> [PROBLEM] Review the material and extract every line in which the word "label" occurs.
━━━━━━
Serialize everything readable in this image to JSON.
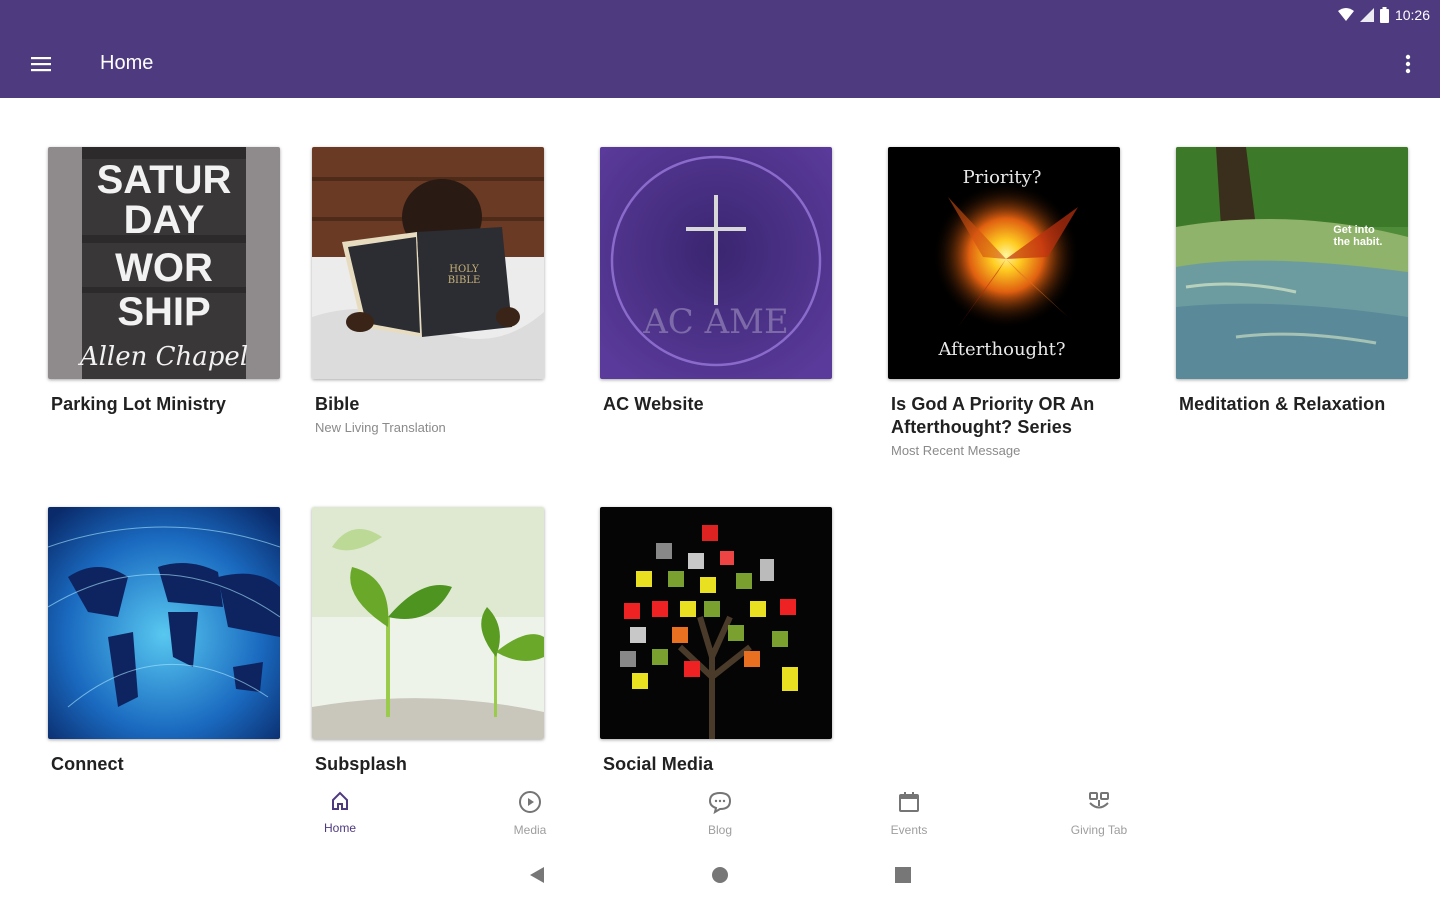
{
  "status_bar": {
    "time": "10:26",
    "icons": [
      "wifi-icon",
      "signal-icon",
      "battery-icon"
    ]
  },
  "app_bar": {
    "title": "Home",
    "menu_icon": "hamburger-menu-icon",
    "overflow_icon": "more-vert-icon",
    "color": "#4e3a7f"
  },
  "tiles": [
    {
      "title": "Parking Lot Ministry",
      "subtitle": "",
      "image_text": [
        "SATUR",
        "DAY",
        "WOR",
        "SHIP",
        "Allen Chapel"
      ]
    },
    {
      "title": "Bible",
      "subtitle": "New Living Translation",
      "image_text": [
        "HOLY",
        "BIBLE"
      ]
    },
    {
      "title": "AC Website",
      "subtitle": "",
      "image_text": [
        "AC AME"
      ]
    },
    {
      "title": "Is God A Priority OR An Afterthought? Series",
      "subtitle": "Most Recent Message",
      "image_text": [
        "Priority?",
        "Afterthought?"
      ]
    },
    {
      "title": "Meditation & Relaxation",
      "subtitle": "",
      "image_text": [
        "Get into",
        "the habit."
      ]
    },
    {
      "title": "Connect",
      "subtitle": "",
      "image_text": []
    },
    {
      "title": "Subsplash",
      "subtitle": "",
      "image_text": []
    },
    {
      "title": "Social Media",
      "subtitle": "",
      "image_text": []
    }
  ],
  "bottom_nav": [
    {
      "label": "Home",
      "icon": "home-icon",
      "active": true
    },
    {
      "label": "Media",
      "icon": "play-circle-icon",
      "active": false
    },
    {
      "label": "Blog",
      "icon": "chat-bubble-icon",
      "active": false
    },
    {
      "label": "Events",
      "icon": "calendar-icon",
      "active": false
    },
    {
      "label": "Giving Tab",
      "icon": "giving-icon",
      "active": false
    }
  ],
  "system_nav": [
    "back-icon",
    "home-circle-icon",
    "recents-icon"
  ]
}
━━━━━━
> [ANSWER TO THIS TASK]
      "label": "Home",
      "label": "Media",
      "label": "Blog",
      "label": "Events",
      "label": "Giving Tab",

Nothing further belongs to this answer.